> _Data section_:
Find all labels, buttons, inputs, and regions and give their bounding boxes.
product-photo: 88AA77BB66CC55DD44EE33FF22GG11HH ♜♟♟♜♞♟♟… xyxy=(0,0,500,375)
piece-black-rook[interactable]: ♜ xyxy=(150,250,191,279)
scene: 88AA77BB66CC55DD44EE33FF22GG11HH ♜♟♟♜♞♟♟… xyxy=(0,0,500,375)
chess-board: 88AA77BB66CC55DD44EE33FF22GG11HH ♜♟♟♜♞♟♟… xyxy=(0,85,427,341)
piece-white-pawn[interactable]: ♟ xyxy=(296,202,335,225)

> _Challenge_: Copy out every line of these items word for word.

> _Solution to the problem_:
Find all labels, buttons, inputs, and regions and give their bounding boxes.
product-photo: 88AA77BB66CC55DD44EE33FF22GG11HH ♜♟♟♜♞♟♟… xyxy=(0,0,500,375)
piece-black-rook[interactable]: ♜ xyxy=(150,250,191,279)
scene: 88AA77BB66CC55DD44EE33FF22GG11HH ♜♟♟♜♞♟♟… xyxy=(0,0,500,375)
chess-board: 88AA77BB66CC55DD44EE33FF22GG11HH ♜♟♟♜♞♟♟… xyxy=(0,85,427,341)
piece-white-pawn[interactable]: ♟ xyxy=(296,202,335,225)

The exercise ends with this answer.